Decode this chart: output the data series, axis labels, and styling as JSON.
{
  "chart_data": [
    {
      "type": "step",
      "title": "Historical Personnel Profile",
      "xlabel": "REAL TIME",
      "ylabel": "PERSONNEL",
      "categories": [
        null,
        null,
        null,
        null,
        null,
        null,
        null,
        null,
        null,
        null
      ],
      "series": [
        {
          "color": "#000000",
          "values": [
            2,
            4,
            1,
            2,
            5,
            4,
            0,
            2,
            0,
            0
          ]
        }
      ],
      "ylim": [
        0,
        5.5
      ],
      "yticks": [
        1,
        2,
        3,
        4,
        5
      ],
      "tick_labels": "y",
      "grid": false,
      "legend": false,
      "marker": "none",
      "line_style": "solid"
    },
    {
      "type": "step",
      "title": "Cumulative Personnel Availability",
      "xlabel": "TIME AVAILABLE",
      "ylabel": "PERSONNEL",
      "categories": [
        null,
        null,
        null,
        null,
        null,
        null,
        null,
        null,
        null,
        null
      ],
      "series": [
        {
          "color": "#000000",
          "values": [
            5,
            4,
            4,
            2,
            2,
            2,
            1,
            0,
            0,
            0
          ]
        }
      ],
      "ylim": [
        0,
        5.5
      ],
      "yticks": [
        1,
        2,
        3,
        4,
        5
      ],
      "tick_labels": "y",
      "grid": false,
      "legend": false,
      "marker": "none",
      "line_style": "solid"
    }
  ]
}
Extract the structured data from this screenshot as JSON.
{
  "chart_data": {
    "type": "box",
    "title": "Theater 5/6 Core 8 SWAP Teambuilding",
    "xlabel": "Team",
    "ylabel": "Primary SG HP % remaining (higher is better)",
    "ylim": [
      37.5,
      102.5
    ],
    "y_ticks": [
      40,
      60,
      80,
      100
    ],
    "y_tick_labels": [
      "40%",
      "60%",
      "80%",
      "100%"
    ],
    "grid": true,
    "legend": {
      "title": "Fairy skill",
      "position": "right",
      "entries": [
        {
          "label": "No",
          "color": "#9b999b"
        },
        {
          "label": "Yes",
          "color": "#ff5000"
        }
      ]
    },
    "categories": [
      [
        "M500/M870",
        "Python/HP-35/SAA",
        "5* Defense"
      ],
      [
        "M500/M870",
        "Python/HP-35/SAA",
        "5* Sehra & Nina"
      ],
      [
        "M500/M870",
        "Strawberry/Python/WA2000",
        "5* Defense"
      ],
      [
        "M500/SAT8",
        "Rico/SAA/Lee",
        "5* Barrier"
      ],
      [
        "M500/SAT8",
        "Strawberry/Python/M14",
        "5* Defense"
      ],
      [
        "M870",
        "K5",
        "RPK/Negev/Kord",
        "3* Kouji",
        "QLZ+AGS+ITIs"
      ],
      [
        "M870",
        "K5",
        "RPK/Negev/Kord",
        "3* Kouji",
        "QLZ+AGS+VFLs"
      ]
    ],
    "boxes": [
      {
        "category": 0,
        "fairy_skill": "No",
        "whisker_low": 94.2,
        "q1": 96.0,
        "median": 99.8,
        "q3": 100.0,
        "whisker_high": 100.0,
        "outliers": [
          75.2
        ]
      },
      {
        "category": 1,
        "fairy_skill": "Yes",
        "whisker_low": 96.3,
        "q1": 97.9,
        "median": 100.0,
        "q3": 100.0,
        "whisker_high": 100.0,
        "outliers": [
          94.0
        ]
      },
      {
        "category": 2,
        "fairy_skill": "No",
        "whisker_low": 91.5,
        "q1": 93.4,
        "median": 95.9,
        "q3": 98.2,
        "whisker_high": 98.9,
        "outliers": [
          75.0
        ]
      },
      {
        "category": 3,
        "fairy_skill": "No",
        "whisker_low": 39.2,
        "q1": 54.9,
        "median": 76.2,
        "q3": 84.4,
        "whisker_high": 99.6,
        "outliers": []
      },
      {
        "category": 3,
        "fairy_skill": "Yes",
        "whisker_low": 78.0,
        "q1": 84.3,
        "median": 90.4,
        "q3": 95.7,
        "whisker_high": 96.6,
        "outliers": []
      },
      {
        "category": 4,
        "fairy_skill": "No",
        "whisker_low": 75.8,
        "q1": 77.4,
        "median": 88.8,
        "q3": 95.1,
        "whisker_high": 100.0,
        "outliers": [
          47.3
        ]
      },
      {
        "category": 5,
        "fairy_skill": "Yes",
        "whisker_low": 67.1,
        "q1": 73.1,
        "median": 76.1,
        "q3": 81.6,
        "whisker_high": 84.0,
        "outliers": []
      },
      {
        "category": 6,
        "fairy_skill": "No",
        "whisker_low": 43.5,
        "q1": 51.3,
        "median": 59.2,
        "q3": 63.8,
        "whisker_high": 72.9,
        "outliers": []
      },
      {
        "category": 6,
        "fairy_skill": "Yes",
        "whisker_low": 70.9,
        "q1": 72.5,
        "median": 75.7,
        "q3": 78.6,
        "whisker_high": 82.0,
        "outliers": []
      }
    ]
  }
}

== == ==

**Given instruction:**
Scan the material above for the string "this" and return the lines that hold it.

**Task output:**
Decode this chart: output the data series, axis labels, and styling as JSON.
Extract the structured data from this screenshot as JSON.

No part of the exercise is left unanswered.